─── INFORMATION GIVEN ───

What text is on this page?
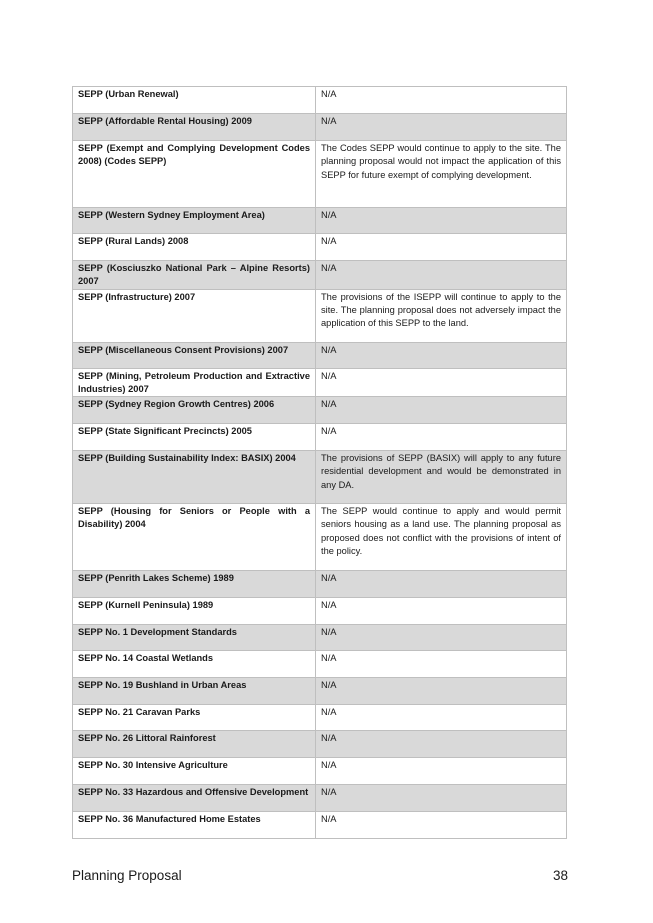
SEPP (Urban Renewal)	N/A
SEPP (Affordable Rental Housing) 2009	N/A
SEPP (Exempt and Complying Development Codes 2008) (Codes SEPP)	The Codes SEPP would continue to apply to the site. The planning proposal would not impact the application of this SEPP for future exempt of complying development.
SEPP (Western Sydney Employment Area)	N/A
SEPP (Rural Lands) 2008	N/A
SEPP (Kosciuszko National Park – Alpine Resorts) 2007	N/A
SEPP (Infrastructure) 2007	The provisions of the ISEPP will continue to apply to the site. The planning proposal does not adversely impact the application of this SEPP to the land.
SEPP (Miscellaneous Consent Provisions) 2007	N/A
SEPP (Mining, Petroleum Production and Extractive Industries) 2007	N/A
SEPP (Sydney Region Growth Centres) 2006	N/A
SEPP (State Significant Precincts) 2005	N/A
SEPP (Building Sustainability Index: BASIX) 2004	The provisions of SEPP (BASIX) will apply to any future residential development and would be demonstrated in any DA.
SEPP (Housing for Seniors or People with a Disability) 2004	The SEPP would continue to apply and would permit seniors housing as a land use. The planning proposal as proposed does not conflict with the provisions of intent of the policy.
SEPP (Penrith Lakes Scheme) 1989	N/A
SEPP (Kurnell Peninsula) 1989	N/A
SEPP No. 1 Development Standards	N/A
SEPP No. 14 Coastal Wetlands	N/A
SEPP No. 19 Bushland in Urban Areas	N/A
SEPP No. 21 Caravan Parks	N/A
SEPP No. 26 Littoral Rainforest	N/A
SEPP No. 30 Intensive Agriculture	N/A
SEPP No. 33 Hazardous and Offensive Development	N/A
SEPP No. 36 Manufactured Home Estates	N/A
Planning Proposal	38
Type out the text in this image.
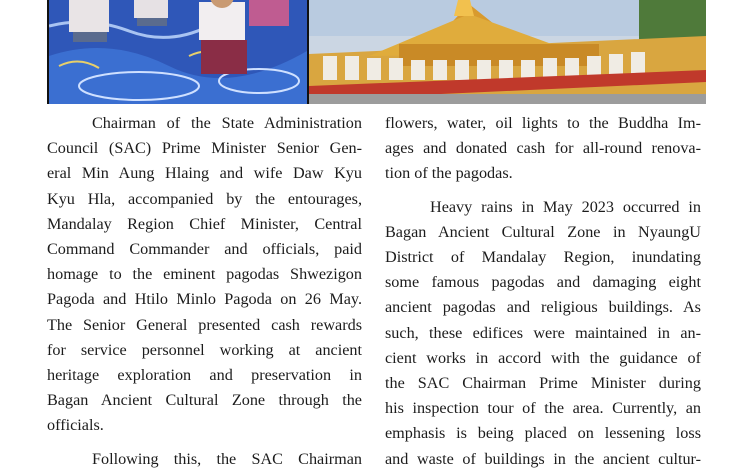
Chairman of the State Administration
Council (SAC) Prime Minister Senior Gen-
eral Min Aung Hlaing and wife Daw Kyu
Kyu Hla, accompanied by the entourages,
Mandalay Region Chief Minister, Central
Command Commander and officials, paid
homage to the eminent pagodas Shwezigon
Pagoda and Htilo Minlo Pagoda on 26 May.
The Senior General presented cash rewards
for service personnel working at ancient
heritage exploration and preservation in
Bagan Ancient Cultural Zone through the
officials.

Following this, the SAC Chairman

flowers, water, oil lights to the Buddha Im-
ages and donated cash for all-round renova-
tion of the pagodas.

Heavy rains in May 2023 occurred in
Bagan Ancient Cultural Zone in NyaungU
District of Mandalay Region, inundating
some famous pagodas and damaging eight
ancient pagodas and religious buildings. As
such, these edifices were maintained in an-
cient works in accord with the guidance of
the SAC Chairman Prime Minister during
his inspection tour of the area. Currently, an
emphasis is being placed on lessening loss
and waste of buildings in the ancient cultur-
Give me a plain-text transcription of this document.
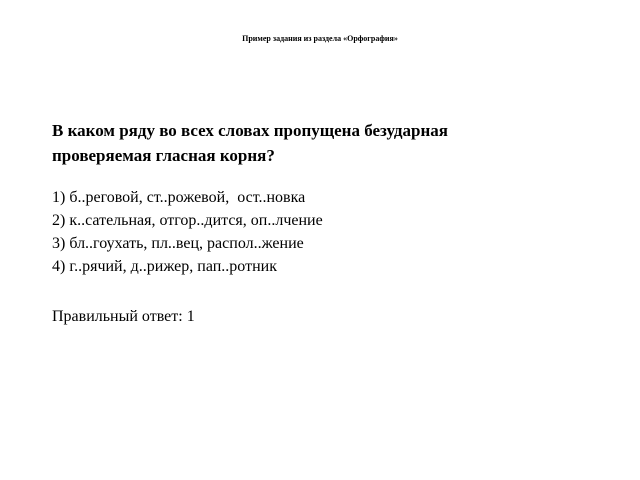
Пример задания из раздела «Орфография»
В каком ряду во всех словах пропущена безударная
проверяемая гласная корня?
1) б..реговой, ст..рожевой,  ост..новка
2) к..сательная, отгор..дится, оп..лчение
3) бл..гоухать, пл..вец, распол..жение
4) г..рячий, д..рижер, пап..ротник
Правильный ответ: 1
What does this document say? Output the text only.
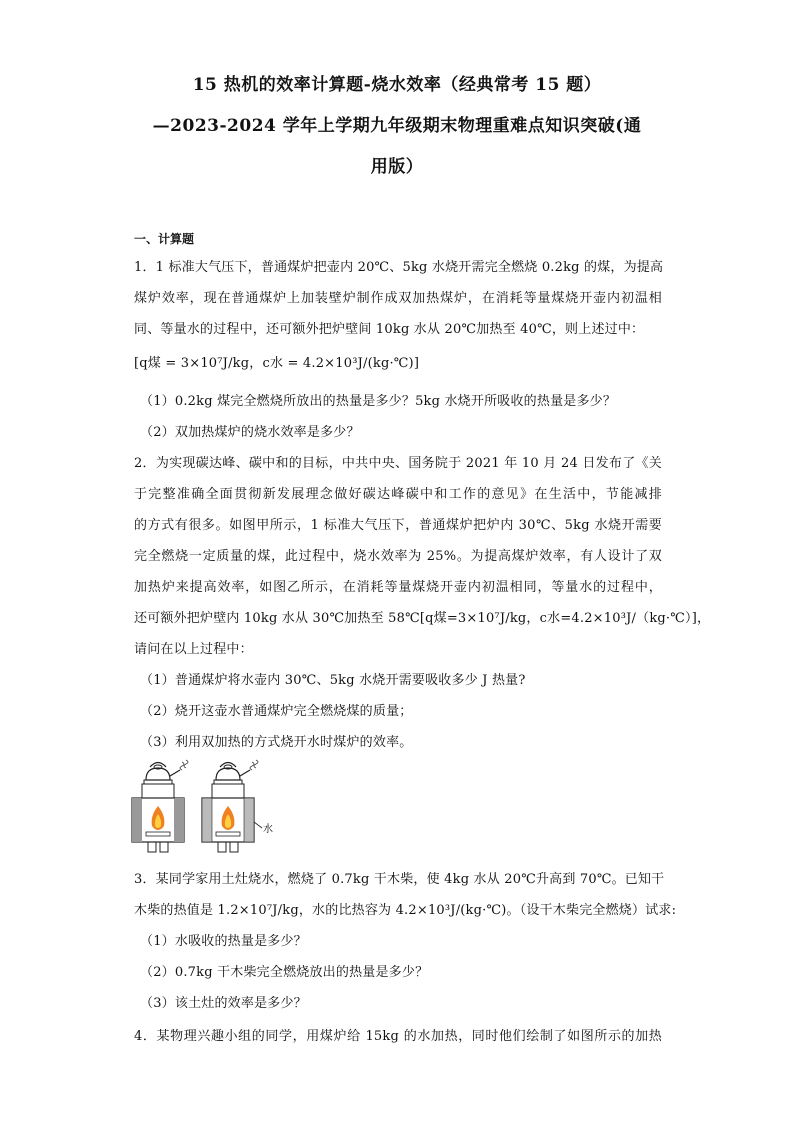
15 热机的效率计算题-烧水效率（经典常考 15 题）
—2023-2024 学年上学期九年级期末物理重难点知识突破(通
用版）
一、计算题
1．1 标准大气压下，普通煤炉把壶内 20℃、5kg 水烧开需完全燃烧 0.2kg 的煤，为提高
煤炉效率，现在普通煤炉上加装壁炉制作成双加热煤炉，在消耗等量煤烧开壶内初温相
同、等量水的过程中，还可额外把炉壁间 10kg 水从 20℃加热至 40℃，则上述过中：
[q煤 = 3×10⁷J/kg，c水 = 4.2×10³J/(kg·℃)]
（1）0.2kg 煤完全燃烧所放出的热量是多少？5kg 水烧开所吸收的热量是多少？
（2）双加热煤炉的烧水效率是多少？
2．为实现碳达峰、碳中和的目标，中共中央、国务院于 2021 年 10 月 24 日发布了《关
于完整准确全面贯彻新发展理念做好碳达峰碳中和工作的意见》在生活中，节能减排
的方式有很多。如图甲所示，1 标准大气压下，普通煤炉把炉内 30℃、5kg 水烧开需要
完全燃烧一定质量的煤，此过程中，烧水效率为 25%。为提高煤炉效率，有人设计了双
加热炉来提高效率，如图乙所示，在消耗等量煤烧开壶内初温相同，等量水的过程中，
还可额外把炉壁内 10kg 水从 30℃加热至 58℃[q煤=3×10⁷J/kg，c水=4.2×10³J/（kg·℃）]，
请问在以上过程中：
（1）普通煤炉将水壶内 30℃、5kg 水烧开需要吸收多少 J 热量?
（2）烧开这壶水普通煤炉完全燃烧煤的质量；
（3）利用双加热的方式烧开水时煤炉的效率。
水
3．某同学家用土灶烧水，燃烧了 0.7kg 干木柴，使 4kg 水从 20℃升高到 70℃。已知干
木柴的热值是 1.2×10⁷J/kg，水的比热容为 4.2×10³J/(kg·℃)。（设干木柴完全燃烧）试求:
（1）水吸收的热量是多少？
（2）0.7kg 干木柴完全燃烧放出的热量是多少？
（3）该土灶的效率是多少？
4．某物理兴趣小组的同学，用煤炉给 15kg 的水加热，同时他们绘制了如图所示的加热
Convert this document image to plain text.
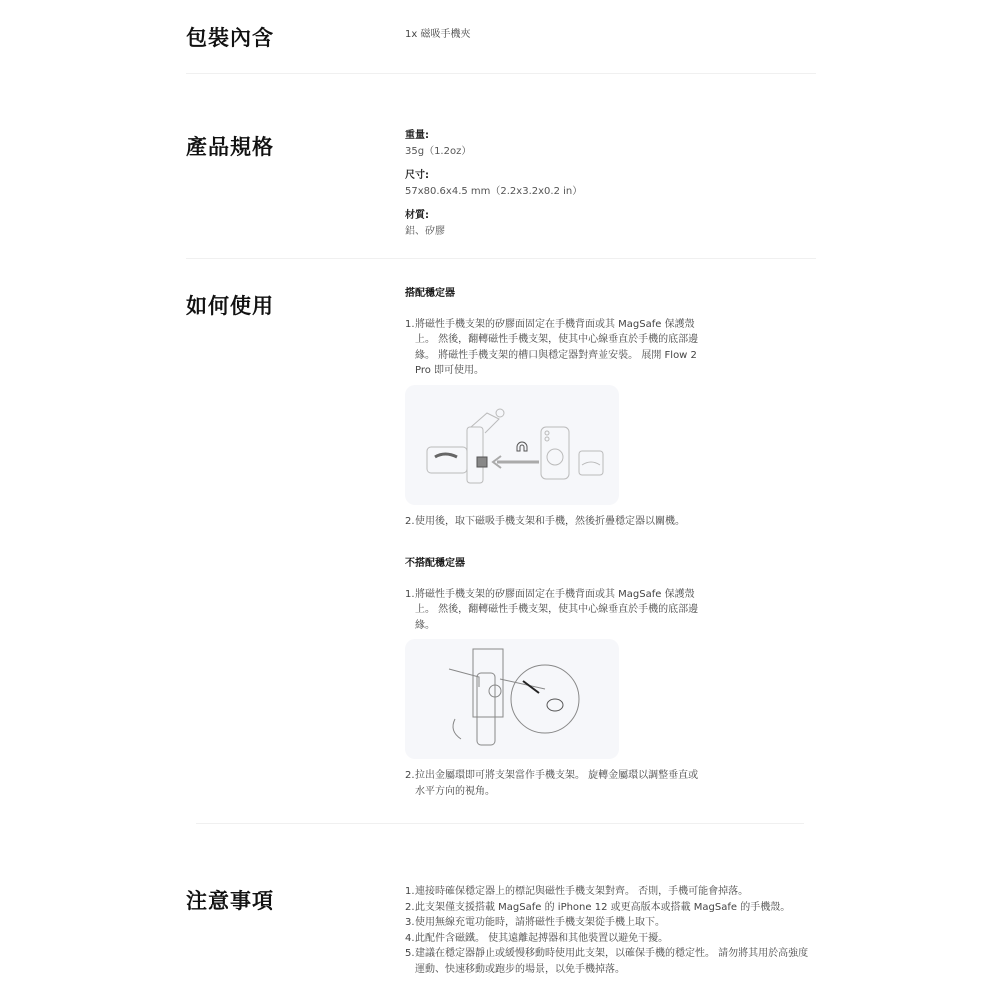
包裝內含	1x 磁吸手機夾
產品規格	重量:
35g（1.2oz）
尺寸:
57x80.6x4.5 mm（2.2x3.2x0.2 in）
材質:
鋁、矽膠
如何使用
搭配穩定器
1. 將磁性手機支架的矽膠面固定在手機背面或其 MagSafe 保護殼上。 然後，翻轉磁性手機支架，使其中心線垂直於手機的底部邊緣。 將磁性手機支架的槽口與穩定器對齊並安裝。 展開 Flow 2 Pro 即可使用。
2. 使用後，取下磁吸手機支架和手機，然後折疊穩定器以關機。
不搭配穩定器
1. 將磁性手機支架的矽膠面固定在手機背面或其 MagSafe 保護殼上。 然後，翻轉磁性手機支架，使其中心線垂直於手機的底部邊緣。
2. 拉出金屬環即可將支架當作手機支架。 旋轉金屬環以調整垂直或水平方向的視角。
注意事項	1. 連接時確保穩定器上的標記與磁性手機支架對齊。 否則，手機可能會掉落。
2. 此支架僅支援搭載 MagSafe 的 iPhone 12 或更高版本或搭載 MagSafe 的手機殼。
3. 使用無線充電功能時，請將磁性手機支架從手機上取下。
4. 此配件含磁鐵。 使其遠離起搏器和其他裝置以避免干擾。
5. 建議在穩定器靜止或緩慢移動時使用此支架，以確保手機的穩定性。 請勿將其用於高強度運動、快速移動或跑步的場景，以免手機掉落。
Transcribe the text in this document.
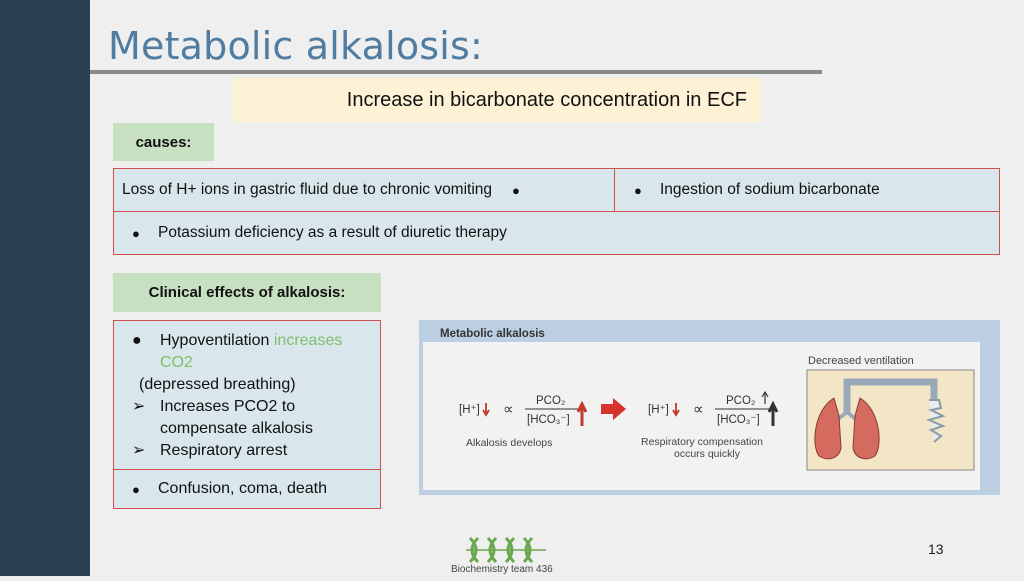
Metabolic alkalosis:
Increase in bicarbonate concentration in ECF
causes:
Loss of H+ ions in gastric fluid due to chronic vomiting ●	●	Ingestion of sodium bicarbonate
●	Potassium deficiency as a result of diuretic therapy
Clinical effects of alkalosis:
● Hypoventilation increases
CO2
(depressed breathing)
➢ Increases PCO2 to
compensate alkalosis
➢ Respiratory arrest
●	Confusion, coma, death
Metabolic alkalosis
[H⁺] ∝ PCO₂
[HCO₃⁻]
Alkalosis develops
[H⁺] ∝ PCO₂
[HCO₃⁻]
Respiratory compensation
occurs quickly
Decreased ventilation
Biochemistry team 436
13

───

* _GIVEN PROBLEM_
Go through the data above and transcribe it in full, omitting any image.

* _FULL OUTPUT_
What text is on this page?
SEPP (Urban Renewal)	N/A
SEPP (Affordable Rental Housing) 2009	N/A
SEPP (Exempt and Complying Development Codes 2008) (Codes SEPP)	The Codes SEPP would continue to apply to the site. The planning proposal would not impact the application of this SEPP for future exempt of complying development.
SEPP (Western Sydney Employment Area)	N/A
SEPP (Rural Lands) 2008	N/A
SEPP (Kosciuszko National Park – Alpine Resorts) 2007	N/A
SEPP (Infrastructure) 2007	The provisions of the ISEPP will continue to apply to the site. The planning proposal does not adversely impact the application of this SEPP to the land.
SEPP (Miscellaneous Consent Provisions) 2007	N/A
SEPP (Mining, Petroleum Production and Extractive Industries) 2007	N/A
SEPP (Sydney Region Growth Centres) 2006	N/A
SEPP (State Significant Precincts) 2005	N/A
SEPP (Building Sustainability Index: BASIX) 2004	The provisions of SEPP (BASIX) will apply to any future residential development and would be demonstrated in any DA.
SEPP (Housing for Seniors or People with a Disability) 2004	The SEPP would continue to apply and would permit seniors housing as a land use. The planning proposal as proposed does not conflict with the provisions of intent of the policy.
SEPP (Penrith Lakes Scheme) 1989	N/A
SEPP (Kurnell Peninsula) 1989	N/A
SEPP No. 1 Development Standards	N/A
SEPP No. 14 Coastal Wetlands	N/A
SEPP No. 19 Bushland in Urban Areas	N/A
SEPP No. 21 Caravan Parks	N/A
SEPP No. 26 Littoral Rainforest	N/A
SEPP No. 30 Intensive Agriculture	N/A
SEPP No. 33 Hazardous and Offensive Development	N/A
SEPP No. 36 Manufactured Home Estates	N/A
Planning Proposal	38
Type out the text in this image.
Chairman of the State Administration
Council (SAC) Prime Minister Senior Gen-
eral Min Aung Hlaing and wife Daw Kyu
Kyu Hla, accompanied by the entourages,
Mandalay Region Chief Minister, Central
Command Commander and officials, paid
homage to the eminent pagodas Shwezigon
Pagoda and Htilo Minlo Pagoda on 26 May.
The Senior General presented cash rewards
for service personnel working at ancient
heritage exploration and preservation in
Bagan Ancient Cultural Zone through the
officials.

Following this, the SAC Chairman

flowers, water, oil lights to the Buddha Im-
ages and donated cash for all-round renova-
tion of the pagodas.

Heavy rains in May 2023 occurred in
Bagan Ancient Cultural Zone in NyaungU
District of Mandalay Region, inundating
some famous pagodas and damaging eight
ancient pagodas and religious buildings. As
such, these edifices were maintained in an-
cient works in accord with the guidance of
the SAC Chairman Prime Minister during
his inspection tour of the area. Currently, an
emphasis is being placed on lessening loss
and waste of buildings in the ancient cultur-
Give me a plain-text transcription of this document.
Пример задания из раздела «Орфография»
В каком ряду во всех словах пропущена безударная
проверяемая гласная корня?
1) б..реговой, ст..рожевой,  ост..новка
2) к..сательная, отгор..дится, оп..лчение
3) бл..гоухать, пл..вец, распол..жение
4) г..рячий, д..рижер, пап..ротник
Правильный ответ: 1
What does this document say? Output the text only.
15 热机的效率计算题-烧水效率（经典常考 15 题）
—2023-2024 学年上学期九年级期末物理重难点知识突破(通
用版）
一、计算题
1．1 标准大气压下，普通煤炉把壶内 20℃、5kg 水烧开需完全燃烧 0.2kg 的煤，为提高
煤炉效率，现在普通煤炉上加装壁炉制作成双加热煤炉，在消耗等量煤烧开壶内初温相
同、等量水的过程中，还可额外把炉壁间 10kg 水从 20℃加热至 40℃，则上述过中：
[q煤 = 3×10⁷J/kg，c水 = 4.2×10³J/(kg·℃)]
（1）0.2kg 煤完全燃烧所放出的热量是多少？5kg 水烧开所吸收的热量是多少？
（2）双加热煤炉的烧水效率是多少？
2．为实现碳达峰、碳中和的目标，中共中央、国务院于 2021 年 10 月 24 日发布了《关
于完整准确全面贯彻新发展理念做好碳达峰碳中和工作的意见》在生活中，节能减排
的方式有很多。如图甲所示，1 标准大气压下，普通煤炉把炉内 30℃、5kg 水烧开需要
完全燃烧一定质量的煤，此过程中，烧水效率为 25%。为提高煤炉效率，有人设计了双
加热炉来提高效率，如图乙所示，在消耗等量煤烧开壶内初温相同，等量水的过程中，
还可额外把炉壁内 10kg 水从 30℃加热至 58℃[q煤=3×10⁷J/kg，c水=4.2×10³J/（kg·℃）]，
请问在以上过程中：
（1）普通煤炉将水壶内 30℃、5kg 水烧开需要吸收多少 J 热量?
（2）烧开这壶水普通煤炉完全燃烧煤的质量；
（3）利用双加热的方式烧开水时煤炉的效率。
水
3．某同学家用土灶烧水，燃烧了 0.7kg 干木柴，使 4kg 水从 20℃升高到 70℃。已知干
木柴的热值是 1.2×10⁷J/kg，水的比热容为 4.2×10³J/(kg·℃)。（设干木柴完全燃烧）试求:
（1）水吸收的热量是多少？
（2）0.7kg 干木柴完全燃烧放出的热量是多少？
（3）该土灶的效率是多少？
4．某物理兴趣小组的同学，用煤炉给 15kg 的水加热，同时他们绘制了如图所示的加热
Convert this document image to plain text.
包裝內含	1x 磁吸手機夾
產品規格	重量:
35g（1.2oz）
尺寸:
57x80.6x4.5 mm（2.2x3.2x0.2 in）
材質:
鋁、矽膠
如何使用
搭配穩定器
1. 將磁性手機支架的矽膠面固定在手機背面或其 MagSafe 保護殼上。 然後，翻轉磁性手機支架，使其中心線垂直於手機的底部邊緣。 將磁性手機支架的槽口與穩定器對齊並安裝。 展開 Flow 2 Pro 即可使用。
2. 使用後，取下磁吸手機支架和手機，然後折疊穩定器以關機。
不搭配穩定器
1. 將磁性手機支架的矽膠面固定在手機背面或其 MagSafe 保護殼上。 然後，翻轉磁性手機支架，使其中心線垂直於手機的底部邊緣。
2. 拉出金屬環即可將支架當作手機支架。 旋轉金屬環以調整垂直或水平方向的視角。
注意事項	1. 連接時確保穩定器上的標記與磁性手機支架對齊。 否則，手機可能會掉落。
2. 此支架僅支援搭載 MagSafe 的 iPhone 12 或更高版本或搭載 MagSafe 的手機殼。
3. 使用無線充電功能時，請將磁性手機支架從手機上取下。
4. 此配件含磁鐵。 使其遠離起搏器和其他裝置以避免干擾。
5. 建議在穩定器靜止或緩慢移動時使用此支架，以確保手機的穩定性。 請勿將其用於高強度運動、快速移動或跑步的場景，以免手機掉落。
Transcribe the text in this document.
Metabolic alkalosis:
Increase in bicarbonate concentration in ECF
causes:
Loss of H+ ions in gastric fluid due to chronic vomiting ●	●	Ingestion of sodium bicarbonate
●	Potassium deficiency as a result of diuretic therapy
Clinical effects of alkalosis:
● Hypoventilation increases
CO2
(depressed breathing)
➢ Increases PCO2 to
compensate alkalosis
➢ Respiratory arrest
●	Confusion, coma, death
Metabolic alkalosis
[H⁺] ∝ PCO₂
[HCO₃⁻]
Alkalosis develops
[H⁺] ∝ PCO₂
[HCO₃⁻]
Respiratory compensation
occurs quickly
Decreased ventilation
Biochemistry team 436
13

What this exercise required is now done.